Exercise description: Check each line of the listing for the word "label" and give only the number of lines that have it.

*** Provided records

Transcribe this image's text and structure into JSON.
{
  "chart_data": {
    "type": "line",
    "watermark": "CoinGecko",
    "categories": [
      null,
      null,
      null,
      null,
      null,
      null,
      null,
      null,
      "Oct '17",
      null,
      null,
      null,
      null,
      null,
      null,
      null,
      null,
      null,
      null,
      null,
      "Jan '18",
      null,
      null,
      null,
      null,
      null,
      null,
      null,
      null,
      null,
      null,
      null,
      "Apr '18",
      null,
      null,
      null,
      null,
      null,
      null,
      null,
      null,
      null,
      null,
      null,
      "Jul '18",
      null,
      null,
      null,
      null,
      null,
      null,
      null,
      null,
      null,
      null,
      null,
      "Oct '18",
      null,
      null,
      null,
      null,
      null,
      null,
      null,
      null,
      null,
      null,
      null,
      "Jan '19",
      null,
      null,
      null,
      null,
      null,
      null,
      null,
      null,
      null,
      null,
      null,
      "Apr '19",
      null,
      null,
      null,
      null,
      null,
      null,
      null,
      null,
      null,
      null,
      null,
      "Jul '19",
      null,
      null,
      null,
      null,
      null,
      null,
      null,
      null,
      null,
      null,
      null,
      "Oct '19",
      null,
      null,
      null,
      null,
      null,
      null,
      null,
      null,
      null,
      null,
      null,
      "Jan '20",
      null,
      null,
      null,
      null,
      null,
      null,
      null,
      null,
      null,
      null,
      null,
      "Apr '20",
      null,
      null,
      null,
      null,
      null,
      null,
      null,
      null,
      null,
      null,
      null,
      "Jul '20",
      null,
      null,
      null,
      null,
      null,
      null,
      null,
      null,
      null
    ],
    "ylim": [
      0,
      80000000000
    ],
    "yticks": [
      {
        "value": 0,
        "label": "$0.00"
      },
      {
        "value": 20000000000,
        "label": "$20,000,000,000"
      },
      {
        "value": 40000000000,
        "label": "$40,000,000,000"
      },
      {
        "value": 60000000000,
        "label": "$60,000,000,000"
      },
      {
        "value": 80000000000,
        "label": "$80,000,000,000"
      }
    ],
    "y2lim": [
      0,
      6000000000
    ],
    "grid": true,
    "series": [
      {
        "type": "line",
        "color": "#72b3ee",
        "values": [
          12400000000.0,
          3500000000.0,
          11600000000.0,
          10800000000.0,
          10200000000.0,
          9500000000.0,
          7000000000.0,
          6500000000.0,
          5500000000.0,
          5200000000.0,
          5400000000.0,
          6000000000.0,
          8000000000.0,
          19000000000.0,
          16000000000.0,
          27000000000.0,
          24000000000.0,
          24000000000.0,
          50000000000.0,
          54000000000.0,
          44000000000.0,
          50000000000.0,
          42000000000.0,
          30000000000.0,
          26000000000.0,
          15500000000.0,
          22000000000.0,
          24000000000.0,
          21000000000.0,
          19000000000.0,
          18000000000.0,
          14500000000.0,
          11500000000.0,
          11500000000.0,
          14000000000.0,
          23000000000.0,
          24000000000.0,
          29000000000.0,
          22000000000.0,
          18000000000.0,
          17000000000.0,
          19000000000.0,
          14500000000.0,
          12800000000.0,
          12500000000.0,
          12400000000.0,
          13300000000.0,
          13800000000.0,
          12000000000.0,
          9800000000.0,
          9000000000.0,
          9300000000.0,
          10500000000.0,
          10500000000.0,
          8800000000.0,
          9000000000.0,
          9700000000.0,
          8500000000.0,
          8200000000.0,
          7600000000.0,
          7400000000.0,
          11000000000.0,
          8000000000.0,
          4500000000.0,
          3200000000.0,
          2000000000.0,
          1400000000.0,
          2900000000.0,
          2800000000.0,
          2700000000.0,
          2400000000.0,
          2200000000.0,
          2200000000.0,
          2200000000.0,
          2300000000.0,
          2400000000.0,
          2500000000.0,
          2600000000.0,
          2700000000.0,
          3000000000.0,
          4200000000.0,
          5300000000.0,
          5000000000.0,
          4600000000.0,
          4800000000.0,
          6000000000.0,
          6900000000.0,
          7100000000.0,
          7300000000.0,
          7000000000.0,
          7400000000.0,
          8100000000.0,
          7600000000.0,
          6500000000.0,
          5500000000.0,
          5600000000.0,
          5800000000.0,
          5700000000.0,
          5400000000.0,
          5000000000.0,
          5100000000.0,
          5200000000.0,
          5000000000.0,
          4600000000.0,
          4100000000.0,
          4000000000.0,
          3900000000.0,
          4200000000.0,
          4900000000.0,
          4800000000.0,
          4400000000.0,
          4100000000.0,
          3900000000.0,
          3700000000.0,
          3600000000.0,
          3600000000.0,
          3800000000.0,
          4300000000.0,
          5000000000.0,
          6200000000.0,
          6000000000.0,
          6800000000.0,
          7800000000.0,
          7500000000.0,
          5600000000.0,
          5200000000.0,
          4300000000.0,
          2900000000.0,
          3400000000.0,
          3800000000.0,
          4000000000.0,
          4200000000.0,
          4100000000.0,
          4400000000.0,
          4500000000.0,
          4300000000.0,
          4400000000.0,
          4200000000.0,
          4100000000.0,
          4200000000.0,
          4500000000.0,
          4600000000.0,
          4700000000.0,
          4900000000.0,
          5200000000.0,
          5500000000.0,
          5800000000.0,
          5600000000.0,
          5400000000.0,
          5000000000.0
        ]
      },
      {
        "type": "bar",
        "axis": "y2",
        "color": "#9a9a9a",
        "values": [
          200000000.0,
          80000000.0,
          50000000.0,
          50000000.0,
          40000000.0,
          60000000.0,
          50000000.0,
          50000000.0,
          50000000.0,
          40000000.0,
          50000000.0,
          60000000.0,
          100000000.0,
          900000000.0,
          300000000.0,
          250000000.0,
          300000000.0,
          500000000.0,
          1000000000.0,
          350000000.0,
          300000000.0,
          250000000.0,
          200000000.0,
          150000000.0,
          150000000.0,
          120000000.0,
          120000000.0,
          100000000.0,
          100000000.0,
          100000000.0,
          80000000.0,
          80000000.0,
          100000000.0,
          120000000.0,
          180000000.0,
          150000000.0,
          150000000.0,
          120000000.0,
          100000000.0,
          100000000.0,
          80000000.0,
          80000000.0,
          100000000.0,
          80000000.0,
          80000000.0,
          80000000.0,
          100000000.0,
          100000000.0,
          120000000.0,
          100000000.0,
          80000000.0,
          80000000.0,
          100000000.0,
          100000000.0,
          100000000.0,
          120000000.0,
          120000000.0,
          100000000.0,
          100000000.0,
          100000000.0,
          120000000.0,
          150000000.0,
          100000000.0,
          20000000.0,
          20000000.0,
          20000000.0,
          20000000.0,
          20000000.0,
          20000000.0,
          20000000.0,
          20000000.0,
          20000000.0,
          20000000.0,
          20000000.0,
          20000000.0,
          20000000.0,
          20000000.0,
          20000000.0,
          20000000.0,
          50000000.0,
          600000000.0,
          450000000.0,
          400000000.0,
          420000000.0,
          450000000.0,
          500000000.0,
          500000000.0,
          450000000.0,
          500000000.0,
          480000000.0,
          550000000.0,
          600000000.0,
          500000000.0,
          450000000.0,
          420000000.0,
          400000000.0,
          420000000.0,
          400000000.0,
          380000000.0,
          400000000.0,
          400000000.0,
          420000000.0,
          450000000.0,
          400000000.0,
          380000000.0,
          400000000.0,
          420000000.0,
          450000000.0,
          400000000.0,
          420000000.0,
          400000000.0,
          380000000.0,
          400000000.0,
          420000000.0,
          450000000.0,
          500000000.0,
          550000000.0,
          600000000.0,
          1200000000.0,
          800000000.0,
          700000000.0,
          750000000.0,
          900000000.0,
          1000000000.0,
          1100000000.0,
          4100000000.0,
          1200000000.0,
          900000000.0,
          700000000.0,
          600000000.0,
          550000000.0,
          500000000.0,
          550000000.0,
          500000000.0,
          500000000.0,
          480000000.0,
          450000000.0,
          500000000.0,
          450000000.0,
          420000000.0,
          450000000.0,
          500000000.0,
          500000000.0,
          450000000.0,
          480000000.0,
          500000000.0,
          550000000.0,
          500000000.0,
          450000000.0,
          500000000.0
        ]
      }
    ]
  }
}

******

Answer to the task: 5